**Task description:**
Give the entries again, exactly as written.

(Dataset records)
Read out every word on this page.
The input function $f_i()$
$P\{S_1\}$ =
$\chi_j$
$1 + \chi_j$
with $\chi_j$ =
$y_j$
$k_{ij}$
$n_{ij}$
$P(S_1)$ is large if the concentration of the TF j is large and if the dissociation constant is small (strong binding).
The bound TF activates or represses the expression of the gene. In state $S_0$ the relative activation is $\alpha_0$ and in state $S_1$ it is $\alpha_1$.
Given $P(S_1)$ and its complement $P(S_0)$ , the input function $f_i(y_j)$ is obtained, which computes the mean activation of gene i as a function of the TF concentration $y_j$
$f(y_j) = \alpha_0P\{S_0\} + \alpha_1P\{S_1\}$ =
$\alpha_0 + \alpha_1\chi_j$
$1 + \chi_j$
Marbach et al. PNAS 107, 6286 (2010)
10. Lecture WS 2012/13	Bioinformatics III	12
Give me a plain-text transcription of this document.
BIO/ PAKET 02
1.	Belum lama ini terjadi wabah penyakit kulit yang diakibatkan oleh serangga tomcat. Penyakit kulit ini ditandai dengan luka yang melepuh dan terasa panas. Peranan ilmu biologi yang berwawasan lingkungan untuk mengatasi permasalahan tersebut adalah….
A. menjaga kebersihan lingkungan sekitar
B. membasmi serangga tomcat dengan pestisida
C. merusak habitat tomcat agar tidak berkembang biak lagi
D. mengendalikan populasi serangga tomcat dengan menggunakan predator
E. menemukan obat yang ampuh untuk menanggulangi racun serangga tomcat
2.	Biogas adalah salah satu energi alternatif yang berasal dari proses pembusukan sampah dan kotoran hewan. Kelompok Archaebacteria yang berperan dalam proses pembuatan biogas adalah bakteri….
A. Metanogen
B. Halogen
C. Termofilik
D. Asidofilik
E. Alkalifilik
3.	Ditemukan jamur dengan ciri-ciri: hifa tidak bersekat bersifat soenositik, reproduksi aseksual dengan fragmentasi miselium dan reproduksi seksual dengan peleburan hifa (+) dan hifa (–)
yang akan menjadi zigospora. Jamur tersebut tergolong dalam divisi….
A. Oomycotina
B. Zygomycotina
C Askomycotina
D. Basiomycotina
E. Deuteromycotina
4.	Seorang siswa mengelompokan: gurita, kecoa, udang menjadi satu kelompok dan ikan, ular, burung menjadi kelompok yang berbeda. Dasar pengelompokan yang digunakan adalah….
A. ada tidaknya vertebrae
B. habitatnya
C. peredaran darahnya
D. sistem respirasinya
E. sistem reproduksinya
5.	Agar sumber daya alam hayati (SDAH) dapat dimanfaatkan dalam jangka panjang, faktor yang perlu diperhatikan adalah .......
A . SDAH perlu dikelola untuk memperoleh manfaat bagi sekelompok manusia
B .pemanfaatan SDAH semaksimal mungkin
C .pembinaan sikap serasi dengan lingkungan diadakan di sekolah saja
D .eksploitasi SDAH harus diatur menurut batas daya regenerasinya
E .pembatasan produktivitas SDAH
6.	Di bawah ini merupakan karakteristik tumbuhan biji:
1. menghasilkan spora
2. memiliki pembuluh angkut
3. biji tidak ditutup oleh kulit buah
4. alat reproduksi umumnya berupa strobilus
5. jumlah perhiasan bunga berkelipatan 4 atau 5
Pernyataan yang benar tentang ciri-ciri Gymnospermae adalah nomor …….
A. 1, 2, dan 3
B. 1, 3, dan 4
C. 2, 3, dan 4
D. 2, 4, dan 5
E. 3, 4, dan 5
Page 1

**Solution for this problem:**
Read out every word on this page.
The input function $f_i()$
$P\{S_1\}$ =
$\chi_j$
$1 + \chi_j$
with $\chi_j$ =
$y_j$
$k_{ij}$
$n_{ij}$
$P(S_1)$ is large if the concentration of the TF j is large and if the dissociation constant is small (strong binding).
The bound TF activates or represses the expression of the gene. In state $S_0$ the relative activation is $\alpha_0$ and in state $S_1$ it is $\alpha_1$.
Given $P(S_1)$ and its complement $P(S_0)$ , the input function $f_i(y_j)$ is obtained, which computes the mean activation of gene i as a function of the TF concentration $y_j$
$f(y_j) = \alpha_0P\{S_0\} + \alpha_1P\{S_1\}$ =
$\alpha_0 + \alpha_1\chi_j$
$1 + \chi_j$
Marbach et al. PNAS 107, 6286 (2010)
10. Lecture WS 2012/13	Bioinformatics III	12
Give me a plain-text transcription of this document.
BIO/ PAKET 02
1.	Belum lama ini terjadi wabah penyakit kulit yang diakibatkan oleh serangga tomcat. Penyakit kulit ini ditandai dengan luka yang melepuh dan terasa panas. Peranan ilmu biologi yang berwawasan lingkungan untuk mengatasi permasalahan tersebut adalah….
A. menjaga kebersihan lingkungan sekitar
B. membasmi serangga tomcat dengan pestisida
C. merusak habitat tomcat agar tidak berkembang biak lagi
D. mengendalikan populasi serangga tomcat dengan menggunakan predator
E. menemukan obat yang ampuh untuk menanggulangi racun serangga tomcat
2.	Biogas adalah salah satu energi alternatif yang berasal dari proses pembusukan sampah dan kotoran hewan. Kelompok Archaebacteria yang berperan dalam proses pembuatan biogas adalah bakteri….
A. Metanogen
B. Halogen
C. Termofilik
D. Asidofilik
E. Alkalifilik
3.	Ditemukan jamur dengan ciri-ciri: hifa tidak bersekat bersifat soenositik, reproduksi aseksual dengan fragmentasi miselium dan reproduksi seksual dengan peleburan hifa (+) dan hifa (–)
yang akan menjadi zigospora. Jamur tersebut tergolong dalam divisi….
A. Oomycotina
B. Zygomycotina
C Askomycotina
D. Basiomycotina
E. Deuteromycotina
4.	Seorang siswa mengelompokan: gurita, kecoa, udang menjadi satu kelompok dan ikan, ular, burung menjadi kelompok yang berbeda. Dasar pengelompokan yang digunakan adalah….
A. ada tidaknya vertebrae
B. habitatnya
C. peredaran darahnya
D. sistem respirasinya
E. sistem reproduksinya
5.	Agar sumber daya alam hayati (SDAH) dapat dimanfaatkan dalam jangka panjang, faktor yang perlu diperhatikan adalah .......
A . SDAH perlu dikelola untuk memperoleh manfaat bagi sekelompok manusia
B .pemanfaatan SDAH semaksimal mungkin
C .pembinaan sikap serasi dengan lingkungan diadakan di sekolah saja
D .eksploitasi SDAH harus diatur menurut batas daya regenerasinya
E .pembatasan produktivitas SDAH
6.	Di bawah ini merupakan karakteristik tumbuhan biji:
1. menghasilkan spora
2. memiliki pembuluh angkut
3. biji tidak ditutup oleh kulit buah
4. alat reproduksi umumnya berupa strobilus
5. jumlah perhiasan bunga berkelipatan 4 atau 5
Pernyataan yang benar tentang ciri-ciri Gymnospermae adalah nomor …….
A. 1, 2, dan 3
B. 1, 3, dan 4
C. 2, 3, dan 4
D. 2, 4, dan 5
E. 3, 4, dan 5
Page 1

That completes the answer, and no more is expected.